═════ Supplied data ═════

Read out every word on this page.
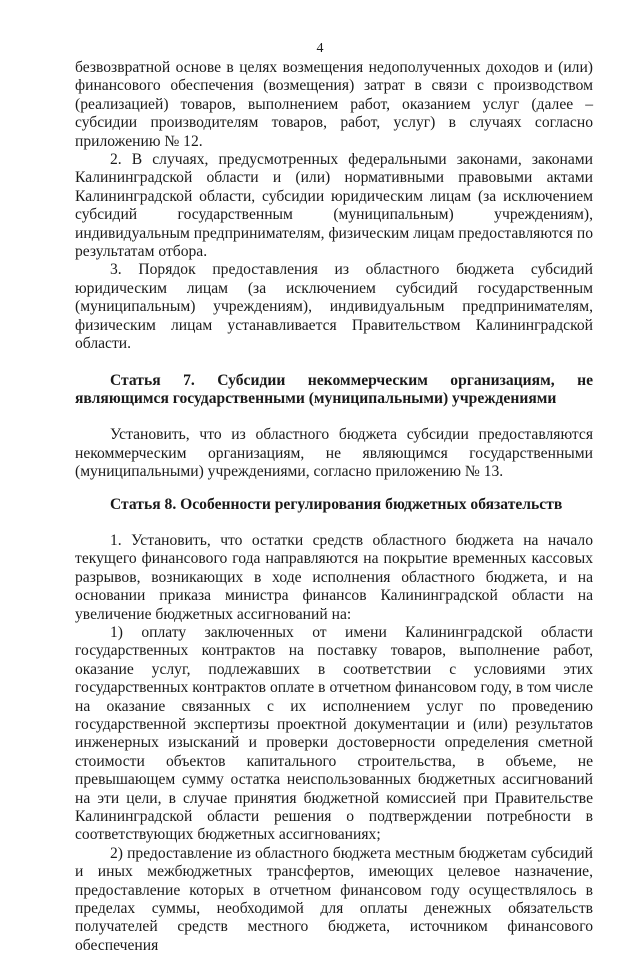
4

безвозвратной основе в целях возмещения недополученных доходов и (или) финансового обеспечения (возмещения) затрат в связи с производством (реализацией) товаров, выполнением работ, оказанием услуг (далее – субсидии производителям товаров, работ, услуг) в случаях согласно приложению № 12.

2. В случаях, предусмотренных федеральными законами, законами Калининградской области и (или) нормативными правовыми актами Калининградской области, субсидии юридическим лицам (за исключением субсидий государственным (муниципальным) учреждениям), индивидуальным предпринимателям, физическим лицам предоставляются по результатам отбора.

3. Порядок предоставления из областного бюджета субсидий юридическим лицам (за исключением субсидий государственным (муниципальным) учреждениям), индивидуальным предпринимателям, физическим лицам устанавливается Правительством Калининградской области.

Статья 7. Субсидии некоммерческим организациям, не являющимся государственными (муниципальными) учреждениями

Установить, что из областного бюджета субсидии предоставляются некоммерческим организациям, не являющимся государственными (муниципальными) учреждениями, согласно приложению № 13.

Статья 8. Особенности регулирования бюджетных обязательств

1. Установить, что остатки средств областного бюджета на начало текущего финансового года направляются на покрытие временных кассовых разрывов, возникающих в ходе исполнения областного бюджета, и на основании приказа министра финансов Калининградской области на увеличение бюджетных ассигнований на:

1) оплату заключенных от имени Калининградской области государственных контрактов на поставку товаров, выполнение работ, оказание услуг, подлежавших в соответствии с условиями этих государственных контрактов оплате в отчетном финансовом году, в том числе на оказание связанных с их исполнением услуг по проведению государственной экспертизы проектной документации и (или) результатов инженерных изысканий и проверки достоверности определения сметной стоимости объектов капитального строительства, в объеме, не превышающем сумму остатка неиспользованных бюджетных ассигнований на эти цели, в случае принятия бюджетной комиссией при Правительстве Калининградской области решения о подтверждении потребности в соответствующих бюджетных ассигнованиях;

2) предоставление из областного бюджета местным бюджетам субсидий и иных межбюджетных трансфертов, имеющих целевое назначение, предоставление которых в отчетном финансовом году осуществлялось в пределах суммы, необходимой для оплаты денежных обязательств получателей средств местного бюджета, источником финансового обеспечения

═════
═════ Supplied data ═════

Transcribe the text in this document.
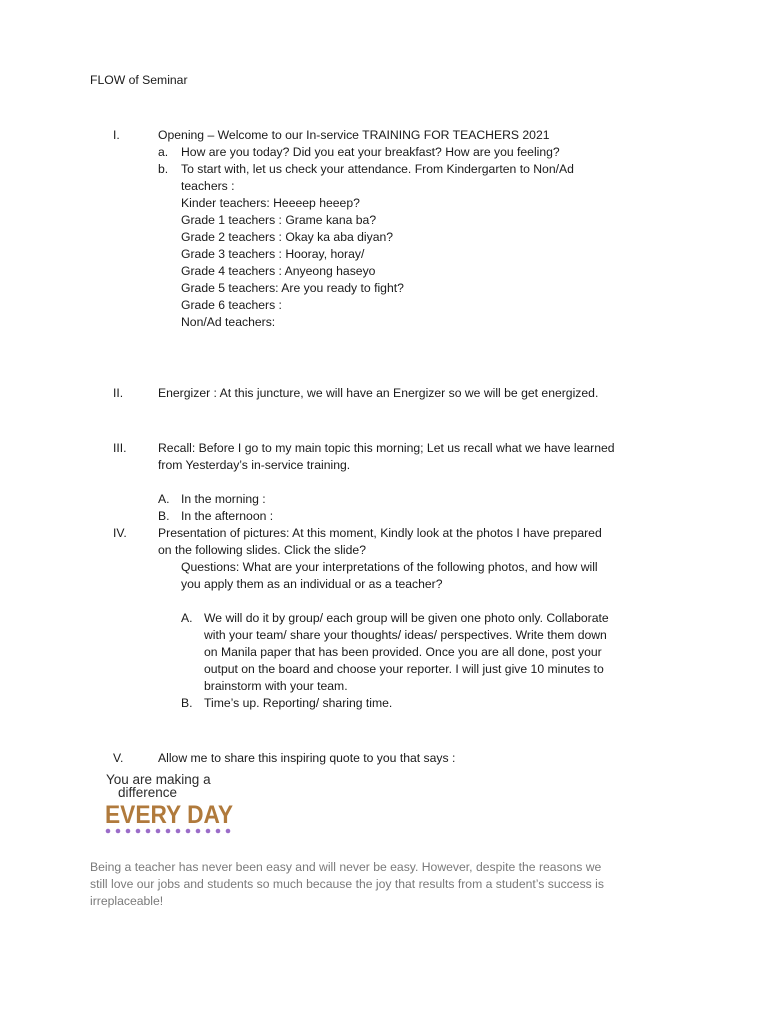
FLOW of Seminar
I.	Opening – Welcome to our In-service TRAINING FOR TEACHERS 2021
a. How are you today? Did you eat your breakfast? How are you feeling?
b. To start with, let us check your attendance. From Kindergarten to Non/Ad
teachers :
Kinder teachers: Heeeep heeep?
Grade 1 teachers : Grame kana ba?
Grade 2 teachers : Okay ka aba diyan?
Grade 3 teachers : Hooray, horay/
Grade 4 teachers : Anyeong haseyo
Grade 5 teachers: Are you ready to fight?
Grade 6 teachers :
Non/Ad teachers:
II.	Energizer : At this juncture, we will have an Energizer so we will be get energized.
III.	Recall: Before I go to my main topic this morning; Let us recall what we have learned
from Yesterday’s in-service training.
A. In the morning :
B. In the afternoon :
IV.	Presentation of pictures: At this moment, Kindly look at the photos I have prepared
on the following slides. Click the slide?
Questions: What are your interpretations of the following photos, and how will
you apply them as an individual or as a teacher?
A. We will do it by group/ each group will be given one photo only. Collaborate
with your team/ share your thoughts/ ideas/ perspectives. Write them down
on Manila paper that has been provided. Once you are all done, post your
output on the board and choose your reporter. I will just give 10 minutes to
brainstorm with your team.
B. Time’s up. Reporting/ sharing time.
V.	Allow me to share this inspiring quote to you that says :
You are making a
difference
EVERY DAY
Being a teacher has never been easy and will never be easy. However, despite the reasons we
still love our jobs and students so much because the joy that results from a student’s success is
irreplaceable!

═════
═════ Supplied data ═════

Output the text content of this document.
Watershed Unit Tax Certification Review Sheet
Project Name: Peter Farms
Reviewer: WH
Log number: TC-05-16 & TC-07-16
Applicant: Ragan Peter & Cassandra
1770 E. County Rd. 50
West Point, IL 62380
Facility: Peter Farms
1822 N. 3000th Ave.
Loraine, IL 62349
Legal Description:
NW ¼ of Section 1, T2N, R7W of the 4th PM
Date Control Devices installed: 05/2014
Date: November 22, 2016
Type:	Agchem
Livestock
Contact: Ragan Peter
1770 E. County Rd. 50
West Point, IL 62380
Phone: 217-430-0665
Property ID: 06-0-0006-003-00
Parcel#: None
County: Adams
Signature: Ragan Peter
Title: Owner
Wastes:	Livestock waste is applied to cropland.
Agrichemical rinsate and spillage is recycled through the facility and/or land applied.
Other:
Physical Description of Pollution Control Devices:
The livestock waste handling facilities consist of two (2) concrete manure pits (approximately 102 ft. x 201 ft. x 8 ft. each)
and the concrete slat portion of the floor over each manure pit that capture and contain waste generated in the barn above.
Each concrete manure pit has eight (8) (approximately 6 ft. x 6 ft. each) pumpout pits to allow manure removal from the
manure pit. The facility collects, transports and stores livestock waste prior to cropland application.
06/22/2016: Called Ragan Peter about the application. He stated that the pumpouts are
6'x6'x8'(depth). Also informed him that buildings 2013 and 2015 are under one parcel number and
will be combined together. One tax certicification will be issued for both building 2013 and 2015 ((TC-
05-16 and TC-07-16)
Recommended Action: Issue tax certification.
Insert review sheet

═════

* **What you need to do**
Go over the data above and copy every line that has the word "товаров" in it.

* **Result for this task**
безвозвратной основе в целях возмещения недополученных доходов и (или) финансового обеспечения (возмещения) затрат в связи с производством (реализацией) товаров, выполнением работ, оказанием услуг (далее – субсидии производителям товаров, работ, услуг) в случаях согласно приложению № 12.
1) оплату заключенных от имени Калининградской области государственных контрактов на поставку товаров, выполнение работ, оказание услуг, подлежавших в соответствии с условиями этих государственных контрактов оплате в отчетном финансовом году, в том числе на оказание связанных с их исполнением услуг по проведению государственной экспертизы проектной документации и (или) результатов инженерных изысканий и проверки достоверности определения сметной стоимости объектов капитального строительства, в объеме, не превышающем сумму остатка неиспользованных бюджетных ассигнований на эти цели, в случае принятия бюджетной комиссией при Правительстве Калининградской области решения о подтверждении потребности в соответствующих бюджетных ассигнованиях;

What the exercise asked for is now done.